Problem
Each line containing the word "sleep" should be found and copied.

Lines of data
— Begin —

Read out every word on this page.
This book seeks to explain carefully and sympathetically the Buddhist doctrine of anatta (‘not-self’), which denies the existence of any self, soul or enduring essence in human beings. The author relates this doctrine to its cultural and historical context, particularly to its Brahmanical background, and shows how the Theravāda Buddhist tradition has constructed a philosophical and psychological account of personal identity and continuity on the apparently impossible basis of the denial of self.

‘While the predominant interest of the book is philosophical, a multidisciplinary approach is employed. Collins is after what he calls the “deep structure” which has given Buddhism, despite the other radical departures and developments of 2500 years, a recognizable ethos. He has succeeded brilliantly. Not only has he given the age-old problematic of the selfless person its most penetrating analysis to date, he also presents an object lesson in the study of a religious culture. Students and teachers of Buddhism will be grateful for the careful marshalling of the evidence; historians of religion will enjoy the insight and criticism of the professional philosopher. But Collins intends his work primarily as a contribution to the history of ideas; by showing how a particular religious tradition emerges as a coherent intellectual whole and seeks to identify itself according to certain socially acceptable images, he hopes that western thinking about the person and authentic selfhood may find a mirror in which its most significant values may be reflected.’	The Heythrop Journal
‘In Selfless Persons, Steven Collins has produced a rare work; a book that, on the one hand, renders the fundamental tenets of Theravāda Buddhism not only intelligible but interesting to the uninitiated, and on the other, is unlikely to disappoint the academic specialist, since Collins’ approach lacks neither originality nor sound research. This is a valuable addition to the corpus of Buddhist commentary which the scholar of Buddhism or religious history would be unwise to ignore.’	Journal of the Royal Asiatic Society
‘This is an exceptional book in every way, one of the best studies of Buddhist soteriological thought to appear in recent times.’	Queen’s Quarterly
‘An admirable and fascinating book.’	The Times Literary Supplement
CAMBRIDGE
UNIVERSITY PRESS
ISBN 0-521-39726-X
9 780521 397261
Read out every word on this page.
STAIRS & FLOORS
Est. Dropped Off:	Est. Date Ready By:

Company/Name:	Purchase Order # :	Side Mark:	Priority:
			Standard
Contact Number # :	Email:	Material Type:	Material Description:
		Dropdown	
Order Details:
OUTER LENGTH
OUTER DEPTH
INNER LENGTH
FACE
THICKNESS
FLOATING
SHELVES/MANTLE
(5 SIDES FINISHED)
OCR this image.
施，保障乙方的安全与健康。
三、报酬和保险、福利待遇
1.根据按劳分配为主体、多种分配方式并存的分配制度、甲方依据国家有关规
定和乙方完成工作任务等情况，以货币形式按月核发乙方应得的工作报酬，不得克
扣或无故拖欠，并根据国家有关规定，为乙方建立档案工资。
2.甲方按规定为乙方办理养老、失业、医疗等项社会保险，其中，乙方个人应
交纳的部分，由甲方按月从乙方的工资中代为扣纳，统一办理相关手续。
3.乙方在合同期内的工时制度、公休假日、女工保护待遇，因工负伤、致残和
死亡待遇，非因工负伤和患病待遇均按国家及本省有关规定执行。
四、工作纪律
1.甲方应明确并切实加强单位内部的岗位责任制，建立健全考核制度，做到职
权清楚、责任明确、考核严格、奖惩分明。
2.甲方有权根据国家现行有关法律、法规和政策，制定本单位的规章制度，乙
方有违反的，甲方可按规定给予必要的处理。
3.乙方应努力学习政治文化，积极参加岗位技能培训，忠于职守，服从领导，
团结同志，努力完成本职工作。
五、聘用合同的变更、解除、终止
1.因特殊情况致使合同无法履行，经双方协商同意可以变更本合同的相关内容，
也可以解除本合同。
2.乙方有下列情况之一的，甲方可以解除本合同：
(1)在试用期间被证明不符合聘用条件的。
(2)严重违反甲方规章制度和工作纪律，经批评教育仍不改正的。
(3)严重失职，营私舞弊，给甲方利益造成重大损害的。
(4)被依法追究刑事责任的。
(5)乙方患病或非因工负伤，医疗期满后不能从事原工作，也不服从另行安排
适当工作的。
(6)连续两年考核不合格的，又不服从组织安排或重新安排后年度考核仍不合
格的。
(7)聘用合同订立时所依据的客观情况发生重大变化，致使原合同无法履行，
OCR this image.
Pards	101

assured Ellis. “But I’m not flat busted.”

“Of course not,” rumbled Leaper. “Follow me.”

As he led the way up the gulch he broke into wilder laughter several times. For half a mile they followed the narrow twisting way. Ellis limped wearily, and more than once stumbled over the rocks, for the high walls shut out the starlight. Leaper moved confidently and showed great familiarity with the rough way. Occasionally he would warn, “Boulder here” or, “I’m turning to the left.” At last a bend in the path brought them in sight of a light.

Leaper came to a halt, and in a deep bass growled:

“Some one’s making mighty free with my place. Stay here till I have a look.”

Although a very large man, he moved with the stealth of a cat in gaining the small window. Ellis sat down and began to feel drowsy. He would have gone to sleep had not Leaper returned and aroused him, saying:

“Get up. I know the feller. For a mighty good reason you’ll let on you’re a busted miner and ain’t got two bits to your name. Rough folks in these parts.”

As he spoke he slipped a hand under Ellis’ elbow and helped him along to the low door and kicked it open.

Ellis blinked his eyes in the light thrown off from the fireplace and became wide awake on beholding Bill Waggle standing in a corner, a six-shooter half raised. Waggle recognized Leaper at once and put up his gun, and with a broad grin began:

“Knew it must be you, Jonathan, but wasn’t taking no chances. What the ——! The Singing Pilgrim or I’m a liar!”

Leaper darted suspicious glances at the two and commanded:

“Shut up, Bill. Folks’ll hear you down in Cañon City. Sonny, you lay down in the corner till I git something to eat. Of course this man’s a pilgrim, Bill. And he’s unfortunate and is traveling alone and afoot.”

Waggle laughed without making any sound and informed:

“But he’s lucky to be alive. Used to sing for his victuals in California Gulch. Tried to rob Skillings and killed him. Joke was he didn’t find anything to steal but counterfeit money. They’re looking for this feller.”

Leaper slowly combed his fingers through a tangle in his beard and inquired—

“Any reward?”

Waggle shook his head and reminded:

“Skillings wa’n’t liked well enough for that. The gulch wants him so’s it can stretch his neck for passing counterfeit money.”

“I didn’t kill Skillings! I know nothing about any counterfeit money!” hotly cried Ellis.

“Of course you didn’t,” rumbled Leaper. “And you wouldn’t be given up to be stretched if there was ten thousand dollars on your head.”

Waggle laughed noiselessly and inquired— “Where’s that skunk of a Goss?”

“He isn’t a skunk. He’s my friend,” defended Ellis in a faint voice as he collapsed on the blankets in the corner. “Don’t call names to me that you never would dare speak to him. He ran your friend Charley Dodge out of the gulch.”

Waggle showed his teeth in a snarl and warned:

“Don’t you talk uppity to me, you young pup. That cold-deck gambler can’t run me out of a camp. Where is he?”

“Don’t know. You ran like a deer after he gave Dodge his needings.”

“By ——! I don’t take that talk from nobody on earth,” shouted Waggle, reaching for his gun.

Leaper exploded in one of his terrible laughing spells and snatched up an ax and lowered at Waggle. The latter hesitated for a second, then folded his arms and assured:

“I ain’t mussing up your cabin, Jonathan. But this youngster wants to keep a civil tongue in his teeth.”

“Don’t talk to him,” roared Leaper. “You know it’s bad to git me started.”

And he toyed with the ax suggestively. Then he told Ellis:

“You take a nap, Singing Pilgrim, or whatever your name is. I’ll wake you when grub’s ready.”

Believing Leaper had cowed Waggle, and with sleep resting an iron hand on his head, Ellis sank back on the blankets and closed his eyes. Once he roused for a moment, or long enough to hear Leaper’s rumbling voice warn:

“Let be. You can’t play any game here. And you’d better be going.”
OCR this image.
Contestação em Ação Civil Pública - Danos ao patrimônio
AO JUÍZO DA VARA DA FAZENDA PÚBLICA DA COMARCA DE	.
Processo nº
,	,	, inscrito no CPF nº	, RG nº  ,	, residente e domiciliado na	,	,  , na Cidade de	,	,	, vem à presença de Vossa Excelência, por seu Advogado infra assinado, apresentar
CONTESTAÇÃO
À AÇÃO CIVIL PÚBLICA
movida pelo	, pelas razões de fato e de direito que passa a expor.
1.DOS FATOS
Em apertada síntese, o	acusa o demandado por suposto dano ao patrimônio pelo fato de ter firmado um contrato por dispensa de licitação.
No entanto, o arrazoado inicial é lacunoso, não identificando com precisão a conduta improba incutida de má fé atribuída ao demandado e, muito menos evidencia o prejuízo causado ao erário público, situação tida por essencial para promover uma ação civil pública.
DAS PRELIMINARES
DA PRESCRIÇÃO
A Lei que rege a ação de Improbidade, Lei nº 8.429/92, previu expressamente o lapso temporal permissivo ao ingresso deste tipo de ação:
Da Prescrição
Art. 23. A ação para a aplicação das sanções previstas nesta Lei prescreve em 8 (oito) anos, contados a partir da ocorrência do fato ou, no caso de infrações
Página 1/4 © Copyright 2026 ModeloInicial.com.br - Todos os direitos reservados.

— End —

Task output
Although a very large man, he moved with the stealth of a cat in gaining the small window. Ellis sat down and began to feel drowsy. He would have gone to sleep had not Leaper returned and aroused him, saying:
Believing Leaper had cowed Waggle, and with sleep resting an iron hand on his head, Ellis sank back on the blankets and closed his eyes. Once he roused for a moment, or long enough to hear Leaper’s rumbling voice warn:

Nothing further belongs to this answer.